## Begin Excerpted passage
954,499 Members — Technology Publication meets Social Media
Username:
Password:
Lost login information?
Have something to say? Contribute New Article Reply to this Article

How to use VERY Long STL Vectors?

How can I use very long STL vectors? I need to write a code where I use the vector container to store a very large number of values, and I need to access the elements using [i]. I am currently using [i], where i is an integer. How can do the same if I have more elements than the largest integers (which in my system is 2^31)? For example in the sample "code" below, how can access myvec[i] if "i" is supposed to be larger than 2^31?

Thanks,

vector<double> myvec;

  while (Not Full)  // add elements until decides to stop
  {
      double x = some value;  // here there is a function to compute x
      myvec.push_back(x);
  }

  int size = myvec.size();
  for (int i=0; i < size; ++i)
  {
      cout << myvec[i] << endl;
  }
maru2
Newbie Poster
5 posts since Mar 2009
Reputation Points: 10
Solved Threads: 0
 

I think you're asking the wrong question. The right question would be (assuming 8 byte doubles), why are you trying to eat over 16 gigabytes for a single vector? The naive approach isn't likely to work in this case, you need to consider alternative algorithms that don't waste so much memory.
## End Excerpted passage
[Given problem 1]: Transcribe the part of the forum thread on long STL vectors from "I think you're" up to and including "so much memory.".
The forum thread and the records have no connection to each other.
## Begin Task inputs
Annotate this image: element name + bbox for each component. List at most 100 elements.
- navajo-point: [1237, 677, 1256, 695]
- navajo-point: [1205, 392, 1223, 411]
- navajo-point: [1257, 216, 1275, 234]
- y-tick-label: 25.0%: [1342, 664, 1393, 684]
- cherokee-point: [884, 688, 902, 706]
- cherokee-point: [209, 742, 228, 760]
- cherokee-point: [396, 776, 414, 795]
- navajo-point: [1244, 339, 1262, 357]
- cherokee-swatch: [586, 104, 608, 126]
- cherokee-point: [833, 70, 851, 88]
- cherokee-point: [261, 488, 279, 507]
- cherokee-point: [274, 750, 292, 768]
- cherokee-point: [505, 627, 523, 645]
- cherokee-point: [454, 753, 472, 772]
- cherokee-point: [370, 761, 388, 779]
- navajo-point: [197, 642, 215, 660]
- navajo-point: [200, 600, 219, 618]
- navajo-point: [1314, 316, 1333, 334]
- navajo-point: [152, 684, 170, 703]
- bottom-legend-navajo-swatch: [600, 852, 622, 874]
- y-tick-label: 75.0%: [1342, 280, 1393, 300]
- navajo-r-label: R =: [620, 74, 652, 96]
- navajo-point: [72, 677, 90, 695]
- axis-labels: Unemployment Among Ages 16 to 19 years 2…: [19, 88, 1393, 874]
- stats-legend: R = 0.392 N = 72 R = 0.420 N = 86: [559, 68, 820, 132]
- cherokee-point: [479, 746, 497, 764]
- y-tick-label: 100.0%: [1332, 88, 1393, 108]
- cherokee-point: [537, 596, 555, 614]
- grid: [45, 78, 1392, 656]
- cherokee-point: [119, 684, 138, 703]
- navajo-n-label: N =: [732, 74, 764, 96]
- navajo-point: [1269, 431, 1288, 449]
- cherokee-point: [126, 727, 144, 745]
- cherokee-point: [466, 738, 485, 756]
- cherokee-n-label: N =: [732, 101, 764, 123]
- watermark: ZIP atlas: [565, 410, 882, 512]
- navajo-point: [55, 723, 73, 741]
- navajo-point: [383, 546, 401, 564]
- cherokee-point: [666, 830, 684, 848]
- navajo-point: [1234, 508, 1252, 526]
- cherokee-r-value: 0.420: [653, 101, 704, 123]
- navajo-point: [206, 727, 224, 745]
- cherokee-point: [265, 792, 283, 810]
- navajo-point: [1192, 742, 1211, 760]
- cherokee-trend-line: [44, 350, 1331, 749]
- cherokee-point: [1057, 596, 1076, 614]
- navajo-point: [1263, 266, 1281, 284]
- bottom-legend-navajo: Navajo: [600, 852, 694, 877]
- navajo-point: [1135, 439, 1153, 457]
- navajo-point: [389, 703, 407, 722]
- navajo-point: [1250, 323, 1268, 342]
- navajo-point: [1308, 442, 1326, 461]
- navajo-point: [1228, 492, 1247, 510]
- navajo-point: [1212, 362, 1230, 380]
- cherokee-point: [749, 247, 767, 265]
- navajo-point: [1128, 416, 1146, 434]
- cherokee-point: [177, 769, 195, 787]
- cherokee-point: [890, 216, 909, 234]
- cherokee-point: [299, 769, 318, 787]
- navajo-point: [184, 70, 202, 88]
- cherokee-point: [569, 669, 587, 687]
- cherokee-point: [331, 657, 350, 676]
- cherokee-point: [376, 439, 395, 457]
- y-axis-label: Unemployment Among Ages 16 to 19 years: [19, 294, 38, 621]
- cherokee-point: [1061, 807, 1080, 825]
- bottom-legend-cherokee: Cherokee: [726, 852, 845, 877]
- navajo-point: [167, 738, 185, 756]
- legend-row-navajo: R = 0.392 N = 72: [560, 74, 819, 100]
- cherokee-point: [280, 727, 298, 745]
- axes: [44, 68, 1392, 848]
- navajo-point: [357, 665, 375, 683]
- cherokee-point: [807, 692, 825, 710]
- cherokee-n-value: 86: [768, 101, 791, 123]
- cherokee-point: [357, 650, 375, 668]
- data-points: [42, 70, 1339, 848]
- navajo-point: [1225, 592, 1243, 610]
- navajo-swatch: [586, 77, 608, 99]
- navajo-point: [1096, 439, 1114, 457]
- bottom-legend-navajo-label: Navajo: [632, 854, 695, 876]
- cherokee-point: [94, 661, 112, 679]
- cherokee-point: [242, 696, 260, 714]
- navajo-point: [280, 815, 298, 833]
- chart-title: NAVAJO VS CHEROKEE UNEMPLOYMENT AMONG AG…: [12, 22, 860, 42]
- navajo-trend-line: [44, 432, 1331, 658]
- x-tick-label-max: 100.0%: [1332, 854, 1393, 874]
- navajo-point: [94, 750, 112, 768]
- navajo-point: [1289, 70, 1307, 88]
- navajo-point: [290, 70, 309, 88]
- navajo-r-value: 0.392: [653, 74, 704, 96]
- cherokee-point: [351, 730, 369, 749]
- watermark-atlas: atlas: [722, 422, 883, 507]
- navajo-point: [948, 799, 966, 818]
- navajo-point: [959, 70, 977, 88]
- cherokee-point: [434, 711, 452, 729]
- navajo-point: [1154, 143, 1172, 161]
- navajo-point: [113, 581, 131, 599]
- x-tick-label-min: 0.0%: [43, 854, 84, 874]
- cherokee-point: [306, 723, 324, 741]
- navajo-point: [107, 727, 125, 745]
## End Task inputs
[Given problem 2]: Restate word for word the records from their first line up to and including the line with "- cherokee-swatch: [586, 104, 608, 126]".

[Reply 1]:
I think you're asking the wrong question. The right question would be (assuming 8 byte doubles), why are you trying to eat over 16 gigabytes for a single vector? The naive approach isn't likely to work in this case, you need to consider alternative algorithms that don't waste so much memory.

[Reply 2]:
Annotate this image: element name + bbox for each component. List at most 100 elements.
- navajo-point: [1237, 677, 1256, 695]
- navajo-point: [1205, 392, 1223, 411]
- navajo-point: [1257, 216, 1275, 234]
- y-tick-label: 25.0%: [1342, 664, 1393, 684]
- cherokee-point: [884, 688, 902, 706]
- cherokee-point: [209, 742, 228, 760]
- cherokee-point: [396, 776, 414, 795]
- navajo-point: [1244, 339, 1262, 357]
- cherokee-swatch: [586, 104, 608, 126]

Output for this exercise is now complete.